>> BEGIN

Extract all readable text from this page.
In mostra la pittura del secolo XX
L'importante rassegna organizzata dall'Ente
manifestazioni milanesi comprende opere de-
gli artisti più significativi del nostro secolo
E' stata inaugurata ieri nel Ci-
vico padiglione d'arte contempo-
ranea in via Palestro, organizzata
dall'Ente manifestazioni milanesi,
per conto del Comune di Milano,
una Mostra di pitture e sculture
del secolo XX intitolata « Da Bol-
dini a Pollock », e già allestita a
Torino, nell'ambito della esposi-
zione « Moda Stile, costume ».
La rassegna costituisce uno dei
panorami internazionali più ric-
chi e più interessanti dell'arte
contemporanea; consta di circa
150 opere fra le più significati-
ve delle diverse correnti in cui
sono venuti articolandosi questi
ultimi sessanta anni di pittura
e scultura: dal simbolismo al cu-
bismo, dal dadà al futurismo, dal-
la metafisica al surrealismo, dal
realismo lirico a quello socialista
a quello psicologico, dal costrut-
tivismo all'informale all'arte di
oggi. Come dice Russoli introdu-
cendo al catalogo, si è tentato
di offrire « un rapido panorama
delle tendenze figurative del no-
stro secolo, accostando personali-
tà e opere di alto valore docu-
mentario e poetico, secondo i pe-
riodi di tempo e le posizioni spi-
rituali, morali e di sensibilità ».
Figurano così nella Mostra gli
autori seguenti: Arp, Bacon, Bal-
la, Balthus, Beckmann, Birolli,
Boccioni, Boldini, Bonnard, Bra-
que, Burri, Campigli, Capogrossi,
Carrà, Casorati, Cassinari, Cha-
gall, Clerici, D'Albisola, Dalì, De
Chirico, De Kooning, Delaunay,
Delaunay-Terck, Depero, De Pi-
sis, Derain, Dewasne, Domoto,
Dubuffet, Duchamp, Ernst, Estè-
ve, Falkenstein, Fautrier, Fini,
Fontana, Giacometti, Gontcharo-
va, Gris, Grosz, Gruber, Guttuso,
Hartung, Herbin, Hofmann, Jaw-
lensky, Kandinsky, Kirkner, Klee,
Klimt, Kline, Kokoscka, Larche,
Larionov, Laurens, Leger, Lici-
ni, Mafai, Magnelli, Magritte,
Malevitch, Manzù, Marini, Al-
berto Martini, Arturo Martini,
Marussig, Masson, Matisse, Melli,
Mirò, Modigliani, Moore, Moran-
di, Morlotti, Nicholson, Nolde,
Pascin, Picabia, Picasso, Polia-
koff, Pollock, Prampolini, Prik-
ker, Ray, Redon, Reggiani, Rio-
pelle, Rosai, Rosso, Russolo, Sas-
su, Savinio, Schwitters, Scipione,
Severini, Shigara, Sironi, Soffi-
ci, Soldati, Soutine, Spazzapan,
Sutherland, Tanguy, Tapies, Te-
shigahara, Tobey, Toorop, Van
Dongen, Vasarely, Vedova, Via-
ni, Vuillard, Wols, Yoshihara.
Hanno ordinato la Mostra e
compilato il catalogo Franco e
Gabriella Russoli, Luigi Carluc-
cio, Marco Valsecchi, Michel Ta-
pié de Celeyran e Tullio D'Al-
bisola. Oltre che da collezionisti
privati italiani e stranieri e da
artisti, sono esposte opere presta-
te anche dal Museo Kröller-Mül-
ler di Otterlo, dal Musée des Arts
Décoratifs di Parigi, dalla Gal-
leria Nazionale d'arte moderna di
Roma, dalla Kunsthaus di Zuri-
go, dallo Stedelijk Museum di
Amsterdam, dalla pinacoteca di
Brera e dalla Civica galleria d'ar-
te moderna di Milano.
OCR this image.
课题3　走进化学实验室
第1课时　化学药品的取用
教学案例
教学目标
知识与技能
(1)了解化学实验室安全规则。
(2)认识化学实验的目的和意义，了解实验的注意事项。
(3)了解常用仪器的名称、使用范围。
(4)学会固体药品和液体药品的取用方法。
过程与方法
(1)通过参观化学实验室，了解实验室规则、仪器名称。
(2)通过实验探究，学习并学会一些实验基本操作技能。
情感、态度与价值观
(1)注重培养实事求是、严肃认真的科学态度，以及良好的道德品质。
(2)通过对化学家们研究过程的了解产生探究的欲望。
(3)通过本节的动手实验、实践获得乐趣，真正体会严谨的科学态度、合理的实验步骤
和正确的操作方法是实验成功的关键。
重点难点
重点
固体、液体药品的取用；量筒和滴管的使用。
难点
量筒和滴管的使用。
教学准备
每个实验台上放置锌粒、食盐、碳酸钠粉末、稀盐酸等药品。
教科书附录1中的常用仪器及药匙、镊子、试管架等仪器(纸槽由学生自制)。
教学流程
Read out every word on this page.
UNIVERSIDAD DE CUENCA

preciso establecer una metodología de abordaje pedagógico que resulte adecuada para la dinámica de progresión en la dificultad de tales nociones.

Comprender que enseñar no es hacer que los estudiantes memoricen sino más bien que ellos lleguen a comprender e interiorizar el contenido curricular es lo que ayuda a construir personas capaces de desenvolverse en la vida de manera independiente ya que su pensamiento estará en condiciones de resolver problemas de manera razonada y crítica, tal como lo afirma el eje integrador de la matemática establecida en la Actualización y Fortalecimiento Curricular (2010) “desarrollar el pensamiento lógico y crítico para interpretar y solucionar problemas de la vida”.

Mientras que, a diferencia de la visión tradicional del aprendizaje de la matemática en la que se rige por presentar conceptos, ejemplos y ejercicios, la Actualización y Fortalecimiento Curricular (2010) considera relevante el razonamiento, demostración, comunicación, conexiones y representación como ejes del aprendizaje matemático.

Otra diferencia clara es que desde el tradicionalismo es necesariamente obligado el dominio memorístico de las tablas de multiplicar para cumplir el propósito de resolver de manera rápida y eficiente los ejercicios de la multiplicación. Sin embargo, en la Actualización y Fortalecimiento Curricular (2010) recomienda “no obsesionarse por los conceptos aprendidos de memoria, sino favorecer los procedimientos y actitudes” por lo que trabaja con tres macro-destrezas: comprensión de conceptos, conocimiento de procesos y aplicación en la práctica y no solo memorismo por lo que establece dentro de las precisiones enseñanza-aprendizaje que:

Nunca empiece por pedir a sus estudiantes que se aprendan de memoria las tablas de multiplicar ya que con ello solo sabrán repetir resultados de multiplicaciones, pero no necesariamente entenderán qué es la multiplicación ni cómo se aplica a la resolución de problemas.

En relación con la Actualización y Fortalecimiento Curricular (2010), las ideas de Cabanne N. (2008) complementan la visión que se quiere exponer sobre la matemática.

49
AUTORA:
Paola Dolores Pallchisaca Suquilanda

>> END

**What the task requires:** Each line containing the word "opere" counts once; say how many such lines there are, giving only the number.

**Answer for this exercise:** 4